## 本文の抜粋
新しい『法学教室』

新年度はどの雑誌も気合が入るようで、
いつもは薄いNBLなんぞでも、相当充実した中身になっているのだが(830号)、
特に第二次リニューアルを迎えた『法学教室』の気合は、
相当なものがあるように思われる。


法学教室 2006年 04月号

法学教室 2006年 04月号


高橋宏志教授の巻頭言から、
相当のインパクトがあるし、
大内教授のコラムも過日のエントリーで紹介したとおり。
主要3科目の新司法試験プレテスト解説も、
相当のスペースを割いて掲載されている(いまさらの感もあるが)。


そして、何より新たに始まった連載企画が、
思った以上に充実しているような気がするので、
とりあえず、感じたまま、以下で簡単に触れていくことにしたい。

入門講義 物権・担保物権

神戸大学の安永正昭教授の連載。
スタンダードな講義系解説だが、
物権法だけで24回連載予定、というのはなかなかのもの。
特に担保法の解説には、今後注目したい。

新会社法講義

昨年9月に「中断」されていた「商法重点講義」の続編となる
落合誠一教授の連載。
これまで会社法といえば、江頭先生が前面に出ていた感があるが、
落合先生がどういう見解を示されるのか、興味深々といったところである。
これも全24回予定。

エンジョイ!行政法

座談会形式で行政法のトピックを論じていく、という
どちらかといえばジュリスト系の形式。
何と言っても、学習院大の櫻井敬子教授の思い切った発言が痛快である。

事例で学ぶ刑法

これまた、これまでの刑事系連載とはうってかわって、
試験対策を強く意識した感のある内容。

## 収集データ
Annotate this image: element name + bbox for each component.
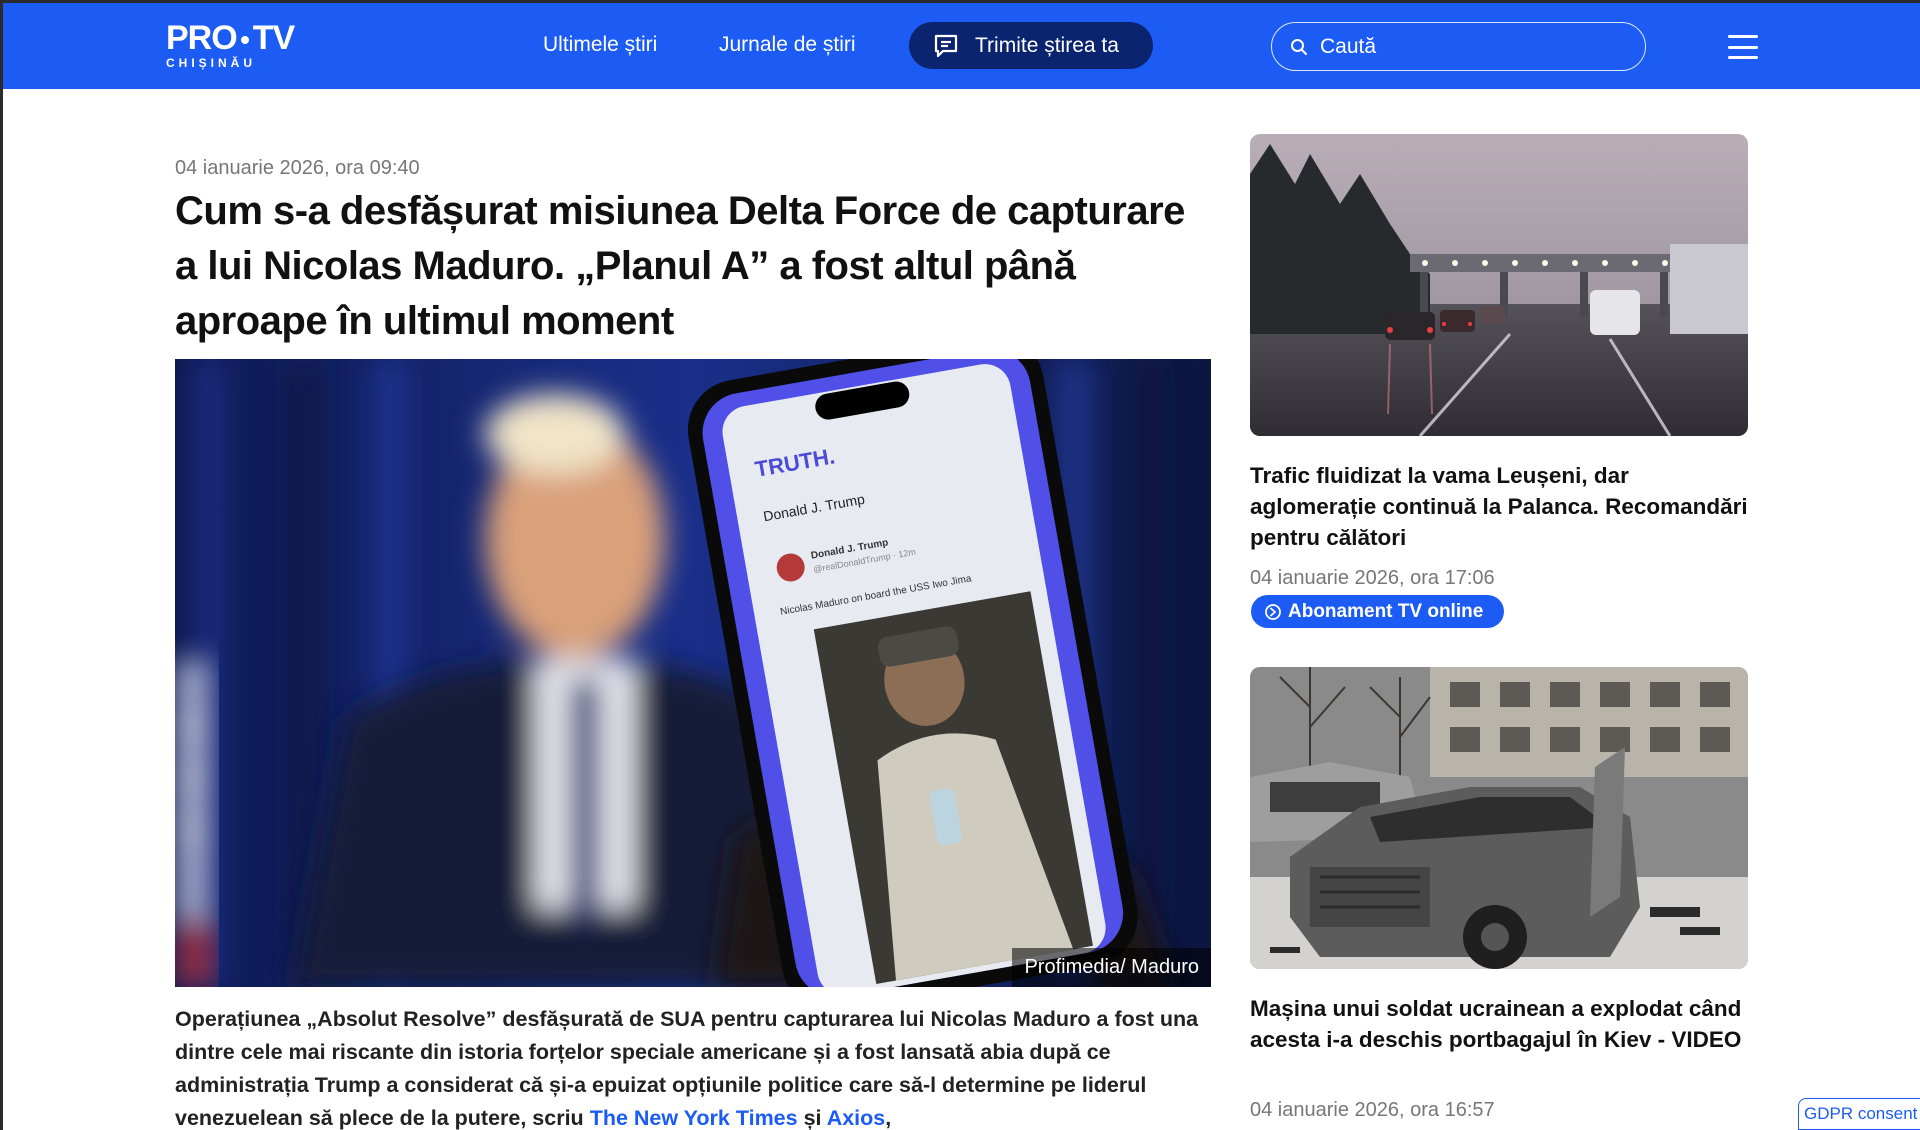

## やるべきこと
A – 『法学教室』を紹介する本文のうち、「そして、何より新たに始まった連載企画が、」から「特に担保法の解説には、今後注目したい。」までの部分（両端を含む）を一字一句違えずに複製してください。
B – 『法学教室』を紹介する本文をもとに、次の問いに答えてください。
(i) 連載「入門講義 物権・担保物権」を担当しているのは、どの大学の何という教授ですか？
(ii) 連載「新会社法講義」は全何回の予定ですか？
(iii) 連載「エンジョイ!行政法」は、どのような形式で行政法のトピックを論じていますか？

## 期待される結果
A –
そして、何より新たに始まった連載企画が、
思った以上に充実しているような気がするので、
とりあえず、感じたまま、以下で簡単に触れていくことにしたい。

入門講義 物権・担保物権

神戸大学の安永正昭教授の連載。
スタンダードな講義系解説だが、
物権法だけで24回連載予定、というのはなかなかのもの。
特に担保法の解説には、今後注目したい。

B –
(i) 神戸大学の安永正昭教授
(ii) 全24回
(iii) 座談会形式